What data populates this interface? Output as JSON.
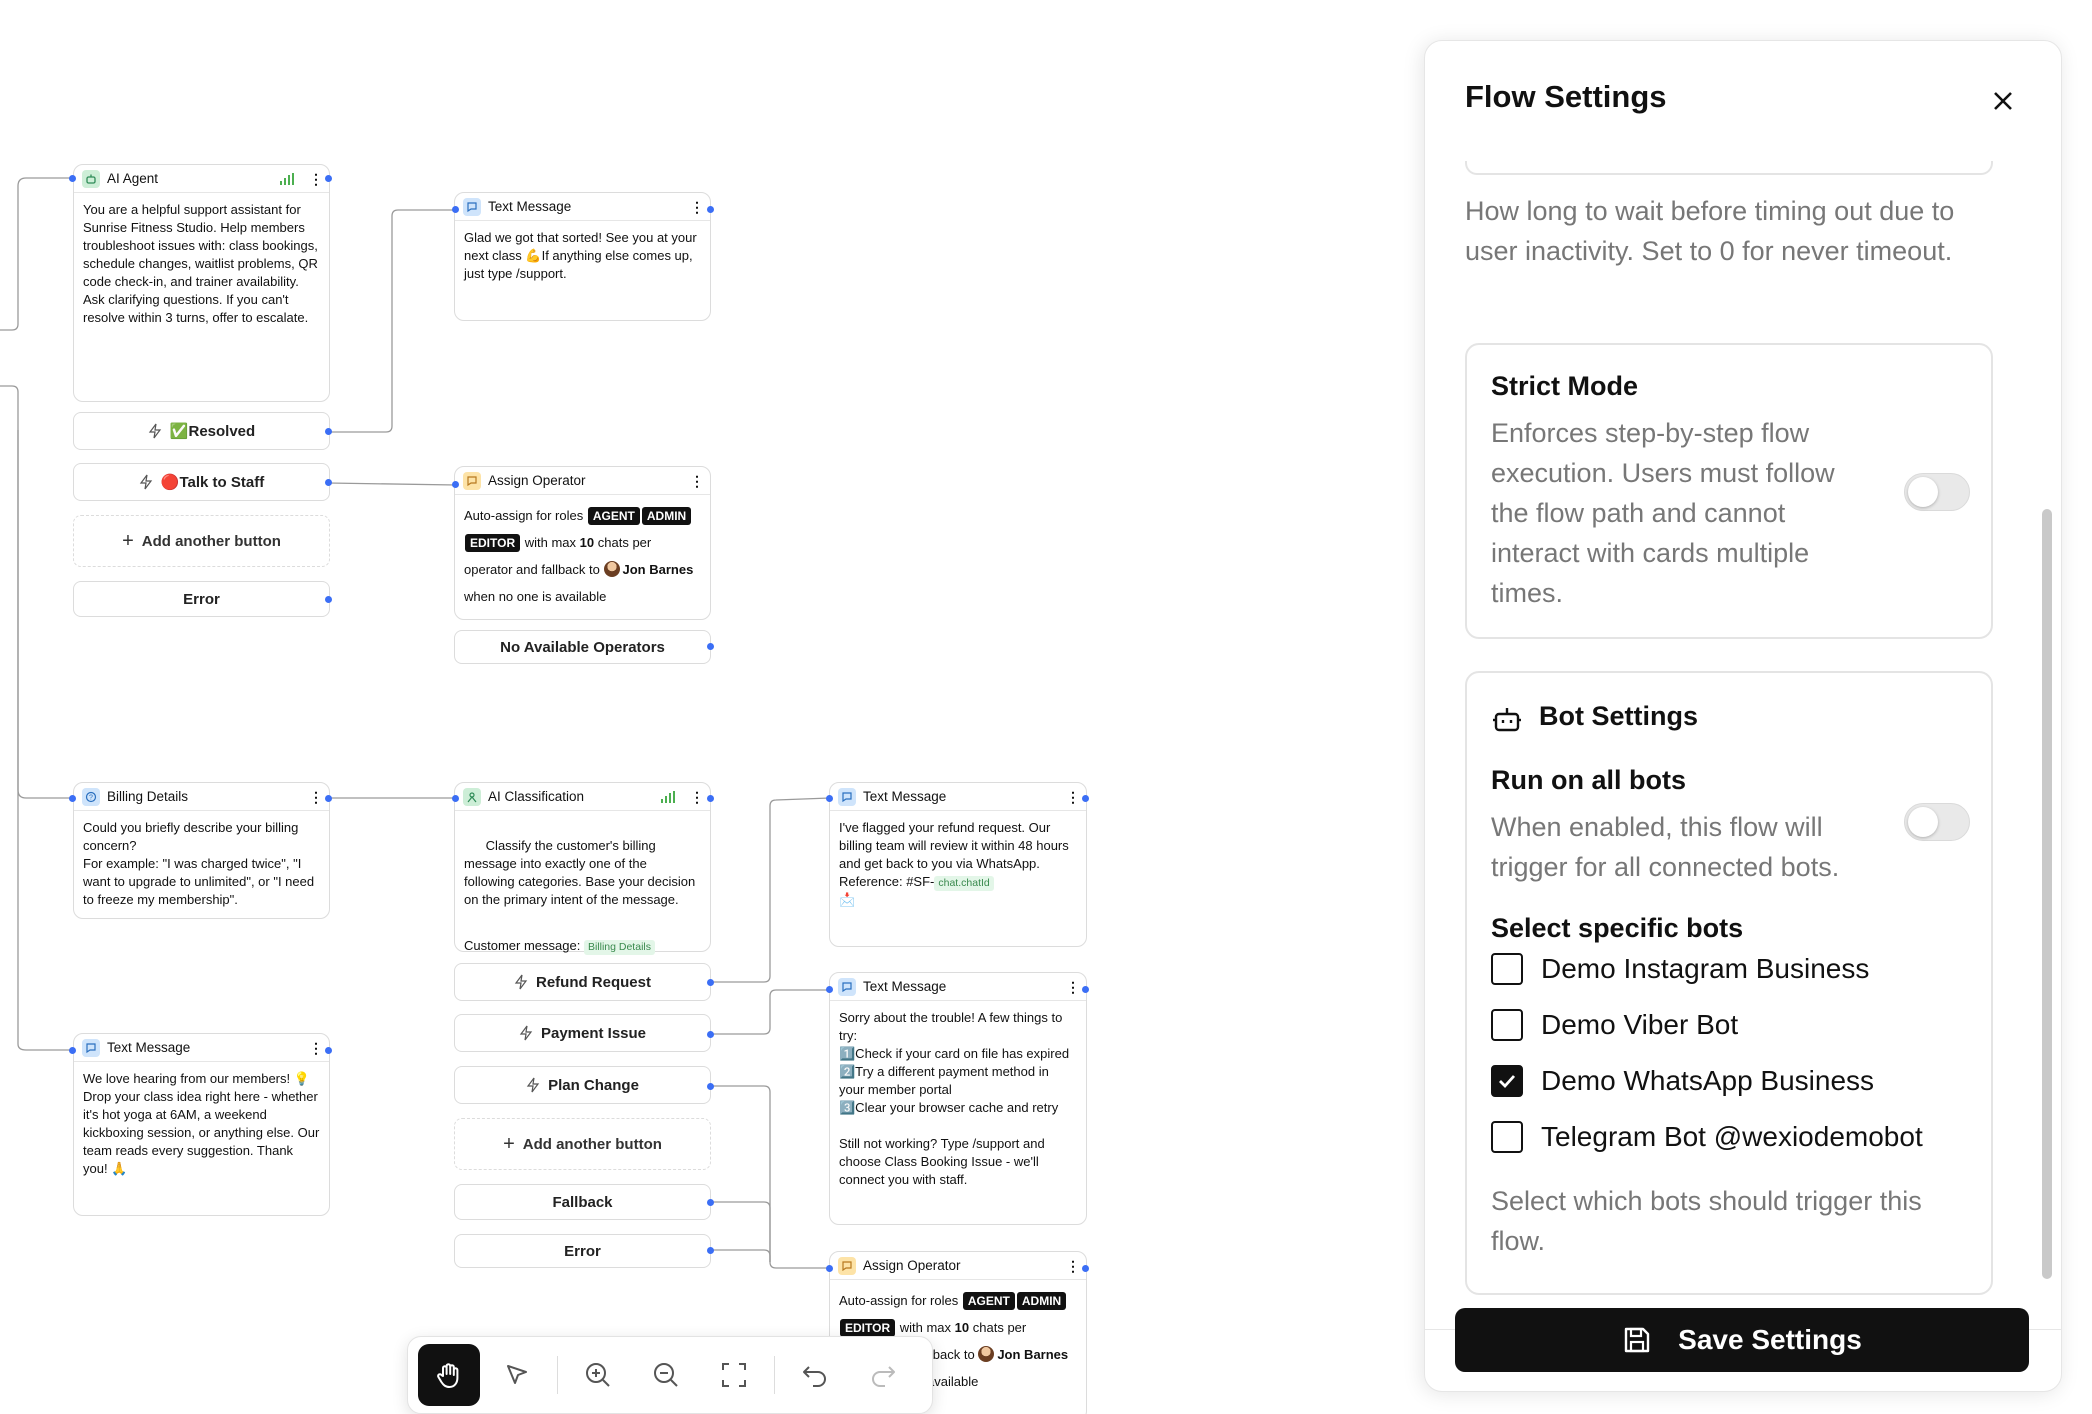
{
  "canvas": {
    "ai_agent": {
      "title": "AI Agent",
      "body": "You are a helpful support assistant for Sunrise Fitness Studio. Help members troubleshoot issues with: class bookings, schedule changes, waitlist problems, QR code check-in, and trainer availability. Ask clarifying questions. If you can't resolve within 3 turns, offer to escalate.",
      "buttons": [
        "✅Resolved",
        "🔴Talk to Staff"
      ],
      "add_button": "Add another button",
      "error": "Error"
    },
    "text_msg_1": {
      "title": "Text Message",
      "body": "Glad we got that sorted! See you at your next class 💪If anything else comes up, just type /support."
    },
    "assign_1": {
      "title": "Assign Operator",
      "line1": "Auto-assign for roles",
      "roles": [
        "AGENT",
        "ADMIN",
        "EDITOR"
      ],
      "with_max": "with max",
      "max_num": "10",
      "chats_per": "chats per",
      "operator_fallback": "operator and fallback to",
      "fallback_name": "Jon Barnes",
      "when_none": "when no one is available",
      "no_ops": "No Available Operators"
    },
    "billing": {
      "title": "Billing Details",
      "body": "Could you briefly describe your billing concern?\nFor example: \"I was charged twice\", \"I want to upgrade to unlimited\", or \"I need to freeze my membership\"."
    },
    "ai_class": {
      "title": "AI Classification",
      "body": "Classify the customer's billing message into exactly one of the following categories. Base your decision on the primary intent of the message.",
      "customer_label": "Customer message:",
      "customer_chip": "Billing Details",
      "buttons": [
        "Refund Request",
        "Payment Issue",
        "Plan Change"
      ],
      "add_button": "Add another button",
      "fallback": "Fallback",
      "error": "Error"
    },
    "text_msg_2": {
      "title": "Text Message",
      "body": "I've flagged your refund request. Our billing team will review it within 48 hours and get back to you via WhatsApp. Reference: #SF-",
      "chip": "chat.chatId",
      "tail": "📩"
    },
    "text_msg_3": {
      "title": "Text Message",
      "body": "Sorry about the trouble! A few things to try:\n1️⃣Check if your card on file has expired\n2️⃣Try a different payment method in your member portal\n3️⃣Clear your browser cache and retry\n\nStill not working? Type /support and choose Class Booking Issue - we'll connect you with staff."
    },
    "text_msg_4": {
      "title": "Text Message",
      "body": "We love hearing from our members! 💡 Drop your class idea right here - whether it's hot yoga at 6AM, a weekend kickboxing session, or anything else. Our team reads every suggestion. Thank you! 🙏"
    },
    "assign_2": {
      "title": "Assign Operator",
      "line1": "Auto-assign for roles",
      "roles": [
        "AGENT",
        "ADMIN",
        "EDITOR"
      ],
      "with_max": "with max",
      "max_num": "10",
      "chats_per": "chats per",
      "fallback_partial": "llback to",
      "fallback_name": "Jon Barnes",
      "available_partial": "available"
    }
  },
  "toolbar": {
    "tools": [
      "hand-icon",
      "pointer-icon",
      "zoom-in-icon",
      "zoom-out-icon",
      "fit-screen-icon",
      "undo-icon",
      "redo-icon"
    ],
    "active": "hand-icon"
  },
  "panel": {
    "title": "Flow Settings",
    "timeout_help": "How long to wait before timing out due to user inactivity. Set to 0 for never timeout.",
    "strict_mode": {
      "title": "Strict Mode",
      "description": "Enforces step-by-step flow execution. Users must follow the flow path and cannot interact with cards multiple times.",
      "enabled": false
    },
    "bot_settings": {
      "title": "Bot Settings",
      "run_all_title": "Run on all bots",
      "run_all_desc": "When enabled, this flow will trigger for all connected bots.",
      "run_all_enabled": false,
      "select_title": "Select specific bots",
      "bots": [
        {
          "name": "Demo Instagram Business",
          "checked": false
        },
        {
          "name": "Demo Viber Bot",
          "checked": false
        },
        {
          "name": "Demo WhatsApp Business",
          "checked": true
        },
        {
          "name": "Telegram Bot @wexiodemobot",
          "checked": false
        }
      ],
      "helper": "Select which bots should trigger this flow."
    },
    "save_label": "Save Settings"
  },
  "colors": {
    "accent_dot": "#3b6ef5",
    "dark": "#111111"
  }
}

---

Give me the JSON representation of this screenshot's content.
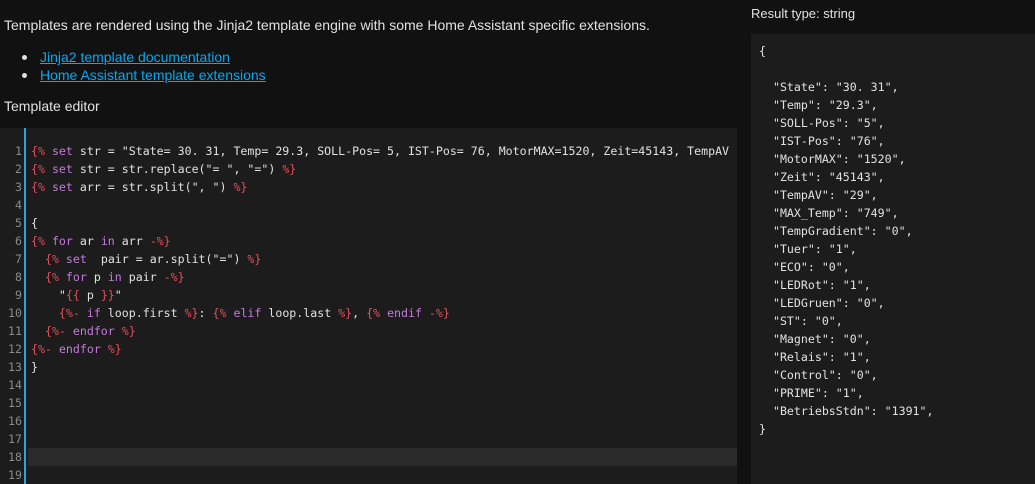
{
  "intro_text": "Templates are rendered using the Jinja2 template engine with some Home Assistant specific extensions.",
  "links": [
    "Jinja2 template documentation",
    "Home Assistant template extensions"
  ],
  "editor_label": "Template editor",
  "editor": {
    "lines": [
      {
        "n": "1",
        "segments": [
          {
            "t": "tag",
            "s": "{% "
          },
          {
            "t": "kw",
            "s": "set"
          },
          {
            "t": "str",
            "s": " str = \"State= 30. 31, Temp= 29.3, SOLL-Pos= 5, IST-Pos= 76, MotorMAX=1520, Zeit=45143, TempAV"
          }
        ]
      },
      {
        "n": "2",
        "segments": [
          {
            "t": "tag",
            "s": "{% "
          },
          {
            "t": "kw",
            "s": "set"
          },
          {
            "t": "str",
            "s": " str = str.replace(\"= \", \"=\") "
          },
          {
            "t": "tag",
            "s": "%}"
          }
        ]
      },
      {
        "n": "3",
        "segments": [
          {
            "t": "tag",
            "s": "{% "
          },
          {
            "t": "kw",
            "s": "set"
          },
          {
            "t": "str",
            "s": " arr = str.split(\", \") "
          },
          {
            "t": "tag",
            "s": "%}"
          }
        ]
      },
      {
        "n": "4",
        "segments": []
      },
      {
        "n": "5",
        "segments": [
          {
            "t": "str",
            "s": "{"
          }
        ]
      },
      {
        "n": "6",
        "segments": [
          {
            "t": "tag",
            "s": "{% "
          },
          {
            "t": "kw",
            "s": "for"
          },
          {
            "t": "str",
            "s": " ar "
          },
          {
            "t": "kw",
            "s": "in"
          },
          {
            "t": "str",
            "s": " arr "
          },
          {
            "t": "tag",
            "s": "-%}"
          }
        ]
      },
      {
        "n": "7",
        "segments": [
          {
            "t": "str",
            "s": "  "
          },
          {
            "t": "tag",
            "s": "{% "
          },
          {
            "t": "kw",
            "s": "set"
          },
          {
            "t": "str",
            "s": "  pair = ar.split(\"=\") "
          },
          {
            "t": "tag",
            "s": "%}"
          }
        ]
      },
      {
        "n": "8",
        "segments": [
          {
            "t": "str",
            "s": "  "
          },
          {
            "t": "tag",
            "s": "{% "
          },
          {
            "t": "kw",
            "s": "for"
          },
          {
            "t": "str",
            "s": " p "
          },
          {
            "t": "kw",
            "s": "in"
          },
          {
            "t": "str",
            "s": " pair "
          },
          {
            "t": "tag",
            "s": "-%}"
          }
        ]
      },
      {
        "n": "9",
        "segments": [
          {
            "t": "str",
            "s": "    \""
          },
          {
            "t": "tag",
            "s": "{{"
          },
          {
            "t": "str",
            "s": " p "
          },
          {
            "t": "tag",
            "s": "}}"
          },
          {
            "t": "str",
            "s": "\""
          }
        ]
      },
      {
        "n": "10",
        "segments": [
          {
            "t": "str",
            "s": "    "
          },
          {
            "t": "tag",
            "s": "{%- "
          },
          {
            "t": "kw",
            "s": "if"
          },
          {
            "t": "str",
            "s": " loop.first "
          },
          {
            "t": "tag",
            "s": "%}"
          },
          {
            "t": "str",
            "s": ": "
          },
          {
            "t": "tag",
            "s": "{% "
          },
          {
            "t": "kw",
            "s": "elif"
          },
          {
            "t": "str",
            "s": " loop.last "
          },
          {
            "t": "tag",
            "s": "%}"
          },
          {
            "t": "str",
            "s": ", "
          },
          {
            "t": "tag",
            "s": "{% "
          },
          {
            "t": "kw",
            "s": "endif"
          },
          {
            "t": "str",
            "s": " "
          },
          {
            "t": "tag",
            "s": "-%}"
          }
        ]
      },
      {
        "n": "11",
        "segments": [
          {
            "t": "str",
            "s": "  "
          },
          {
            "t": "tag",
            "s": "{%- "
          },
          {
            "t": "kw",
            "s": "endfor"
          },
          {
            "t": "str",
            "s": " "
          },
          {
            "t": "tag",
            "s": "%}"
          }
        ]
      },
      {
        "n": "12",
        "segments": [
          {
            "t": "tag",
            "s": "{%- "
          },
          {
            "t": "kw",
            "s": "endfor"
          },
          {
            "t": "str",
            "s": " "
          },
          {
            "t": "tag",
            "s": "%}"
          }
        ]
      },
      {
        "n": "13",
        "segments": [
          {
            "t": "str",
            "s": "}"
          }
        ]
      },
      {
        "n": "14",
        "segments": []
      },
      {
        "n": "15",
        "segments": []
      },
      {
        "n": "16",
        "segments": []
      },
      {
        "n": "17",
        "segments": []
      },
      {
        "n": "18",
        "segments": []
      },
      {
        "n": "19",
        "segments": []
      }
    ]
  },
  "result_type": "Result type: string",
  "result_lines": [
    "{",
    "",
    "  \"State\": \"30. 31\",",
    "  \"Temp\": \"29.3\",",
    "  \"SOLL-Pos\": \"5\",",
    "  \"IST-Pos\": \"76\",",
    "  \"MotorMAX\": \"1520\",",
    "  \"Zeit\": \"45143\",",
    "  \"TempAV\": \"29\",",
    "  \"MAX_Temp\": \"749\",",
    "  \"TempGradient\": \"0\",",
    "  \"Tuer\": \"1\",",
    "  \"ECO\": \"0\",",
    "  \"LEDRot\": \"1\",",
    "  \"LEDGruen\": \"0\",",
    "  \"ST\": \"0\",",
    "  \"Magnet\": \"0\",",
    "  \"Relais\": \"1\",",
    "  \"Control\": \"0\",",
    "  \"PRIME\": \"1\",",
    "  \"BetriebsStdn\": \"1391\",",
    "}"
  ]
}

---

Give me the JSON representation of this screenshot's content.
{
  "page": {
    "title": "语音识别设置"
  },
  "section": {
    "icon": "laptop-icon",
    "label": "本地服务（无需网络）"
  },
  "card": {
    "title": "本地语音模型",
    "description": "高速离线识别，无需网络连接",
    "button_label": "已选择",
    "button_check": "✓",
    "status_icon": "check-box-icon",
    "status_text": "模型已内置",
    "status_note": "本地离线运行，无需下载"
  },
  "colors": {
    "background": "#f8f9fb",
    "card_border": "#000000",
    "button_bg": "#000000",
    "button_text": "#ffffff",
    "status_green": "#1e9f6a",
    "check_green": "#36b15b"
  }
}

▶ _What is expected_:
Pick each line holding the word "this" out of the data and copy it.

▶ _The completed task_:
What data populates this interface? Output as JSON.
      "run_all_desc": "When enabled, this flow will trigger for all connected bots.",
      "helper": "Select which bots should trigger this flow."
Give me the JSON representation of this screenshot's content.
Give me the JSON representation of this screenshot's content.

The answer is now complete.